Copy everything in the listing below word for word, apart from any images.

Data in this exercise:
• • • • •

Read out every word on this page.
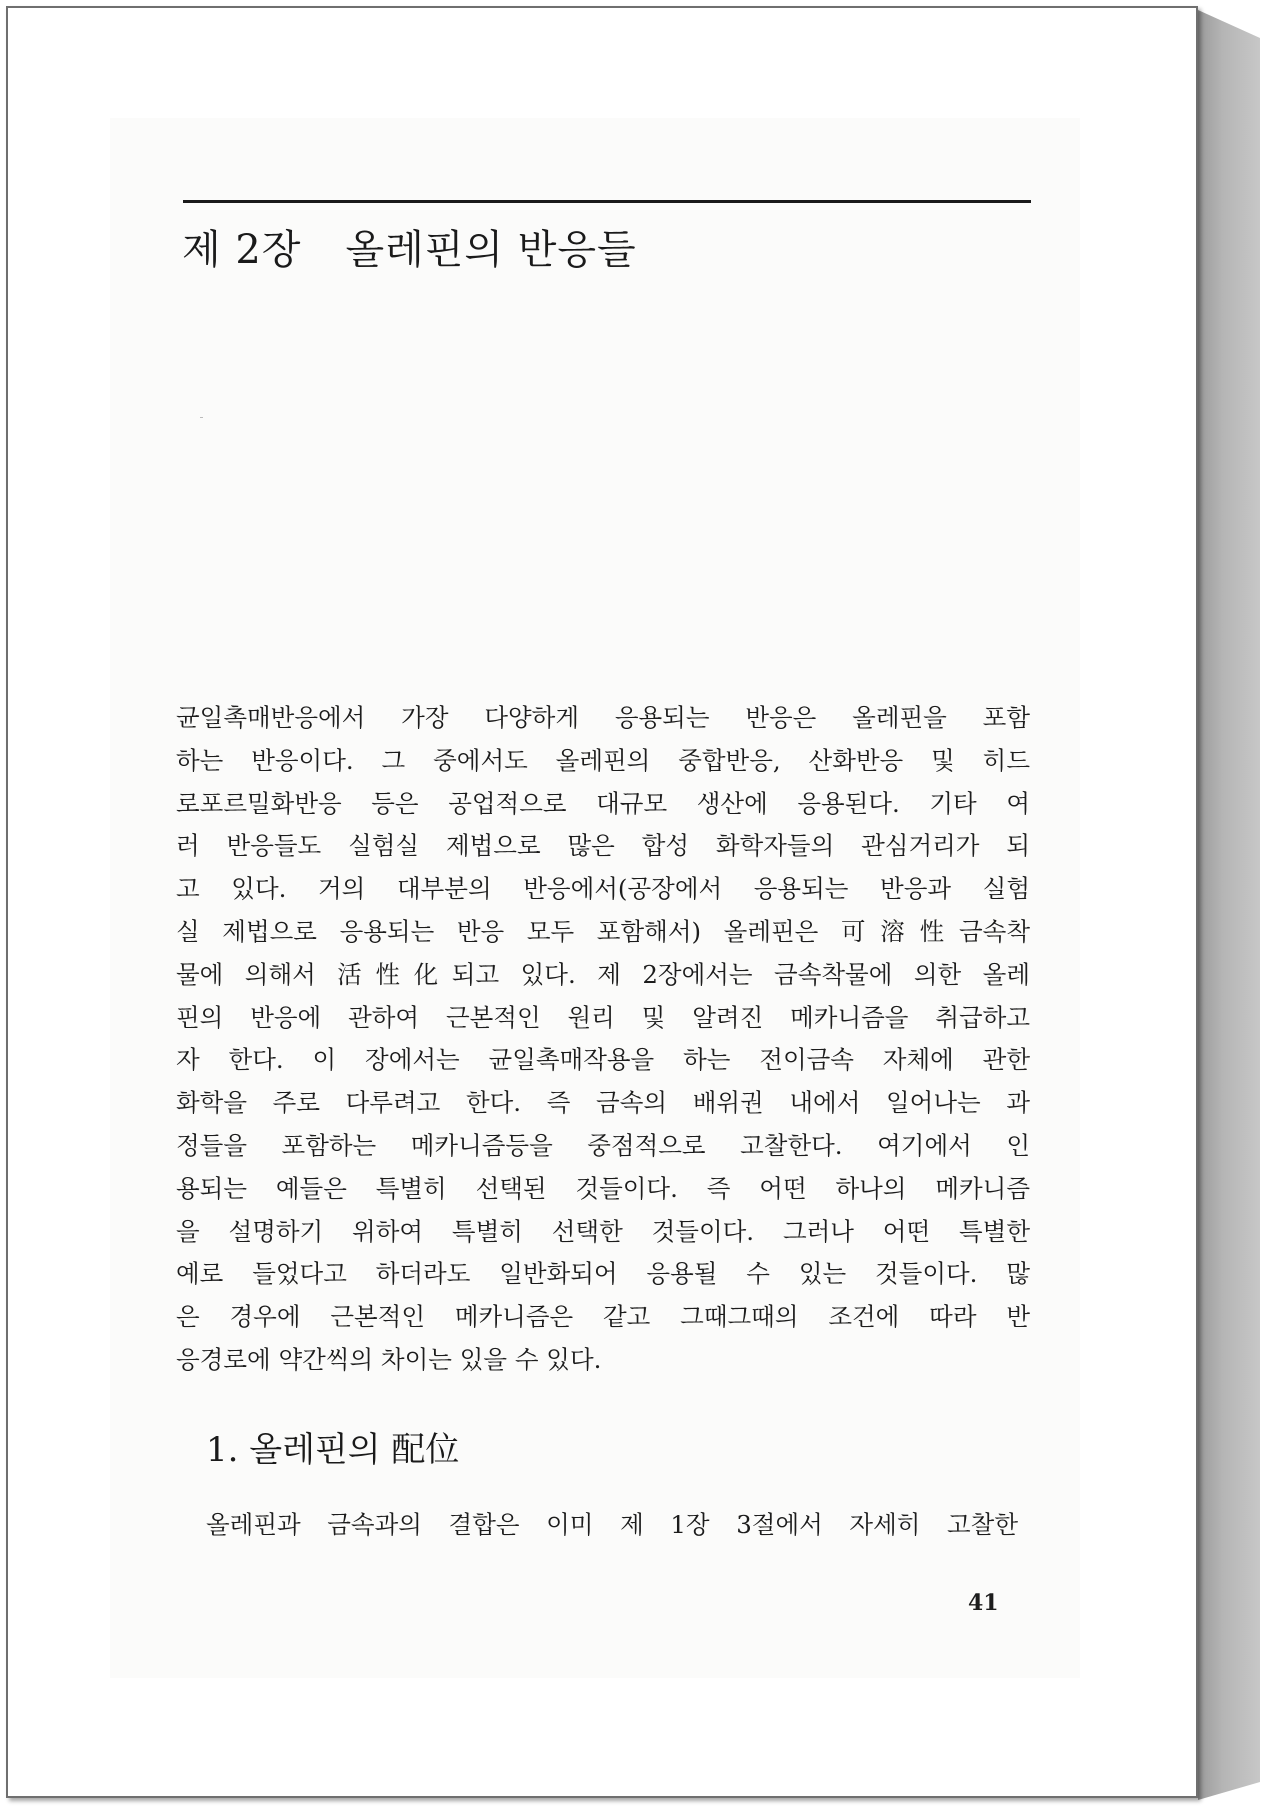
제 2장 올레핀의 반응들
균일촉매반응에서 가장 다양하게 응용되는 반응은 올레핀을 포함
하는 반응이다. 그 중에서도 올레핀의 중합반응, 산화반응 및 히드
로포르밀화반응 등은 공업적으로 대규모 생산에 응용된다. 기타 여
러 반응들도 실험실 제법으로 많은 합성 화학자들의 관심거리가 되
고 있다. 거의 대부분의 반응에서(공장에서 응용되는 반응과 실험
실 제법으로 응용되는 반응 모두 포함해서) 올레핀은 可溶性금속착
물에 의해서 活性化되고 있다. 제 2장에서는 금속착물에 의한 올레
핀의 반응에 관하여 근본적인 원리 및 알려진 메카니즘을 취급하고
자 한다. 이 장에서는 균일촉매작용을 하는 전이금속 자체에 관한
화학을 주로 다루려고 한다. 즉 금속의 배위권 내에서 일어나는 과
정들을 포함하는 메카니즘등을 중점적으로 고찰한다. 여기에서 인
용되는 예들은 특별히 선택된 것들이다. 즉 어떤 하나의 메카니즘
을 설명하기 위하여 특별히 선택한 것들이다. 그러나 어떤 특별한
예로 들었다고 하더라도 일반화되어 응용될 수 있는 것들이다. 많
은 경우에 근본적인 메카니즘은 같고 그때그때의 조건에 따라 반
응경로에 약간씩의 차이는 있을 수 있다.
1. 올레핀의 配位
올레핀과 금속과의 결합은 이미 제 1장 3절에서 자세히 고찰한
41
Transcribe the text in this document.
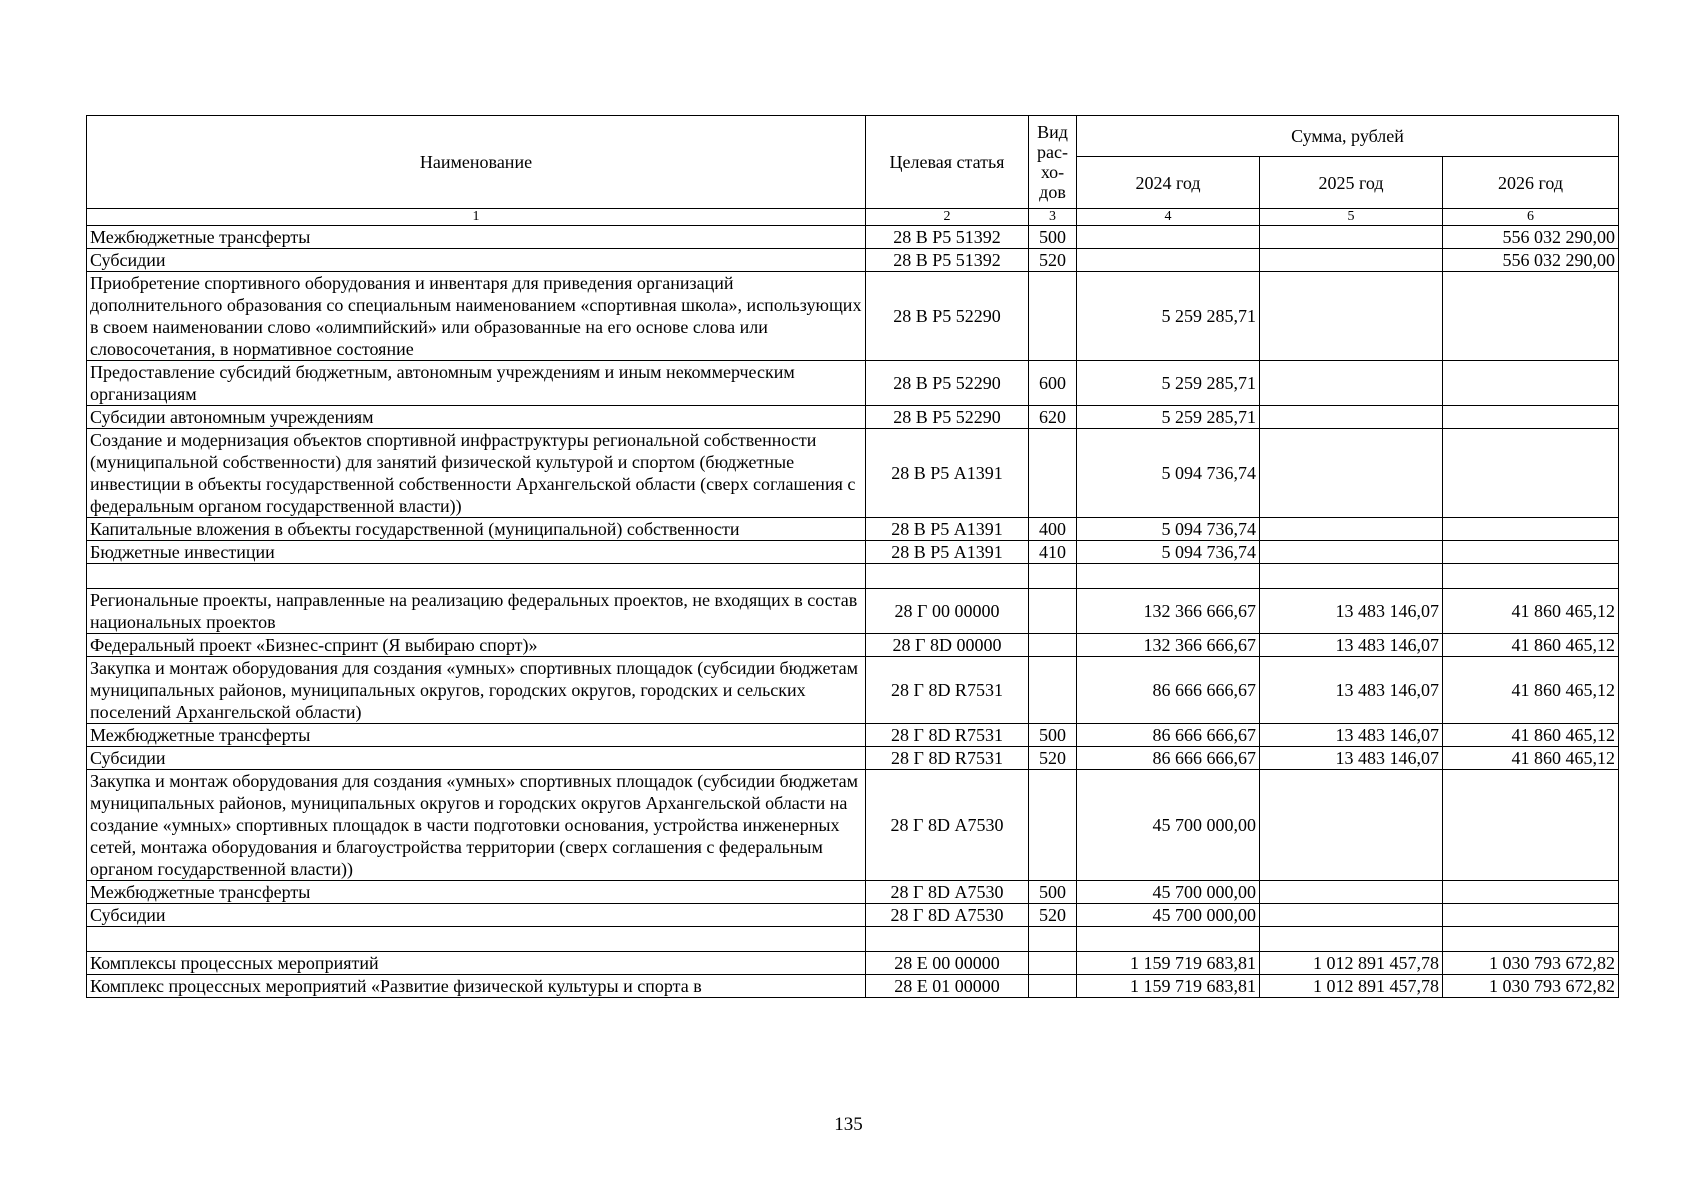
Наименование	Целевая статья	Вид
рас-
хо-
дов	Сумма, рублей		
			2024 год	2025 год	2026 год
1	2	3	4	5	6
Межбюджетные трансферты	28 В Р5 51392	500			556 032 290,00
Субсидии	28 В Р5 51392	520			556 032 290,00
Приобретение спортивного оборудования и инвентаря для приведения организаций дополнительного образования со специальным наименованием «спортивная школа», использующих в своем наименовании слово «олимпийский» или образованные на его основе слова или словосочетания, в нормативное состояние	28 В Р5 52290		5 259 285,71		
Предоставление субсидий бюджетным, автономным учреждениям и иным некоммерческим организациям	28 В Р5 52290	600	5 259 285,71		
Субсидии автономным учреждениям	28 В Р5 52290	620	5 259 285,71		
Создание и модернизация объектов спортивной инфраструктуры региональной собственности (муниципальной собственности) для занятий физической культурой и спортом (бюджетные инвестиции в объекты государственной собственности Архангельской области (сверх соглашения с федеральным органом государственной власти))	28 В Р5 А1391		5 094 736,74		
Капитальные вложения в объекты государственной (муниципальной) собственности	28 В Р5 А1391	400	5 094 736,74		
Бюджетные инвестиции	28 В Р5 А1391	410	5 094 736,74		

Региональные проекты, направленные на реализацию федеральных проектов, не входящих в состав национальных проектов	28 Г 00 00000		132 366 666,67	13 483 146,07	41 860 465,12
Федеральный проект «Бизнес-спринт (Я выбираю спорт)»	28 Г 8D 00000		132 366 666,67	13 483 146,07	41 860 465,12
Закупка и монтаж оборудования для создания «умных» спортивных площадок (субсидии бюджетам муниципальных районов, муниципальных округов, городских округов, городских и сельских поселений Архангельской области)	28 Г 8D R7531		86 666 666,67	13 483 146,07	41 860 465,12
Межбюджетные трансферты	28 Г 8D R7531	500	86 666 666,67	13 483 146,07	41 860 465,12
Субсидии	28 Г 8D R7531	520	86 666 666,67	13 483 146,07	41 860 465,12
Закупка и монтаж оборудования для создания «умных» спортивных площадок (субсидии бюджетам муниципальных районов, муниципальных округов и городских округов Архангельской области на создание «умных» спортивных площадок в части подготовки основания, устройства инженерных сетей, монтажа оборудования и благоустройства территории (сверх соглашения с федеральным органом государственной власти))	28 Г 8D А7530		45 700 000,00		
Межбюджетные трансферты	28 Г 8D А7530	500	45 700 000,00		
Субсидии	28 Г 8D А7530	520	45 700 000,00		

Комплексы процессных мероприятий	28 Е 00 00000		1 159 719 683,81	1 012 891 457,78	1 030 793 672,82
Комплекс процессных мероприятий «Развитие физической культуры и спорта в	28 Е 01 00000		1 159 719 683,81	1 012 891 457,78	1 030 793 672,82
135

• • • • •

Answer to this exercise:
Read out every word on this page.
제 2장 올레핀의 반응들
균일촉매반응에서 가장 다양하게 응용되는 반응은 올레핀을 포함
하는 반응이다. 그 중에서도 올레핀의 중합반응, 산화반응 및 히드
로포르밀화반응 등은 공업적으로 대규모 생산에 응용된다. 기타 여
러 반응들도 실험실 제법으로 많은 합성 화학자들의 관심거리가 되
고 있다. 거의 대부분의 반응에서(공장에서 응용되는 반응과 실험
실 제법으로 응용되는 반응 모두 포함해서) 올레핀은 可溶性금속착
물에 의해서 活性化되고 있다. 제 2장에서는 금속착물에 의한 올레
핀의 반응에 관하여 근본적인 원리 및 알려진 메카니즘을 취급하고
자 한다. 이 장에서는 균일촉매작용을 하는 전이금속 자체에 관한
화학을 주로 다루려고 한다. 즉 금속의 배위권 내에서 일어나는 과
정들을 포함하는 메카니즘등을 중점적으로 고찰한다. 여기에서 인
용되는 예들은 특별히 선택된 것들이다. 즉 어떤 하나의 메카니즘
을 설명하기 위하여 특별히 선택한 것들이다. 그러나 어떤 특별한
예로 들었다고 하더라도 일반화되어 응용될 수 있는 것들이다. 많
은 경우에 근본적인 메카니즘은 같고 그때그때의 조건에 따라 반
응경로에 약간씩의 차이는 있을 수 있다.
1. 올레핀의 配位
올레핀과 금속과의 결합은 이미 제 1장 3절에서 자세히 고찰한
41
Transcribe the text in this document.
Наименование	Целевая статья	Вид
рас-
хо-
дов	Сумма, рублей		
			2024 год	2025 год	2026 год
1	2	3	4	5	6
Межбюджетные трансферты	28 В Р5 51392	500			556 032 290,00
Субсидии	28 В Р5 51392	520			556 032 290,00
Приобретение спортивного оборудования и инвентаря для приведения организаций дополнительного образования со специальным наименованием «спортивная школа», использующих в своем наименовании слово «олимпийский» или образованные на его основе слова или словосочетания, в нормативное состояние	28 В Р5 52290		5 259 285,71		
Предоставление субсидий бюджетным, автономным учреждениям и иным некоммерческим организациям	28 В Р5 52290	600	5 259 285,71		
Субсидии автономным учреждениям	28 В Р5 52290	620	5 259 285,71		
Создание и модернизация объектов спортивной инфраструктуры региональной собственности (муниципальной собственности) для занятий физической культурой и спортом (бюджетные инвестиции в объекты государственной собственности Архангельской области (сверх соглашения с федеральным органом государственной власти))	28 В Р5 А1391		5 094 736,74		
Капитальные вложения в объекты государственной (муниципальной) собственности	28 В Р5 А1391	400	5 094 736,74		
Бюджетные инвестиции	28 В Р5 А1391	410	5 094 736,74		

Региональные проекты, направленные на реализацию федеральных проектов, не входящих в состав национальных проектов	28 Г 00 00000		132 366 666,67	13 483 146,07	41 860 465,12
Федеральный проект «Бизнес-спринт (Я выбираю спорт)»	28 Г 8D 00000		132 366 666,67	13 483 146,07	41 860 465,12
Закупка и монтаж оборудования для создания «умных» спортивных площадок (субсидии бюджетам муниципальных районов, муниципальных округов, городских округов, городских и сельских поселений Архангельской области)	28 Г 8D R7531		86 666 666,67	13 483 146,07	41 860 465,12
Межбюджетные трансферты	28 Г 8D R7531	500	86 666 666,67	13 483 146,07	41 860 465,12
Субсидии	28 Г 8D R7531	520	86 666 666,67	13 483 146,07	41 860 465,12
Закупка и монтаж оборудования для создания «умных» спортивных площадок (субсидии бюджетам муниципальных районов, муниципальных округов и городских округов Архангельской области на создание «умных» спортивных площадок в части подготовки основания, устройства инженерных сетей, монтажа оборудования и благоустройства территории (сверх соглашения с федеральным органом государственной власти))	28 Г 8D А7530		45 700 000,00		
Межбюджетные трансферты	28 Г 8D А7530	500	45 700 000,00		
Субсидии	28 Г 8D А7530	520	45 700 000,00		

Комплексы процессных мероприятий	28 Е 00 00000		1 159 719 683,81	1 012 891 457,78	1 030 793 672,82
Комплекс процессных мероприятий «Развитие физической культуры и спорта в	28 Е 01 00000		1 159 719 683,81	1 012 891 457,78	1 030 793 672,82
135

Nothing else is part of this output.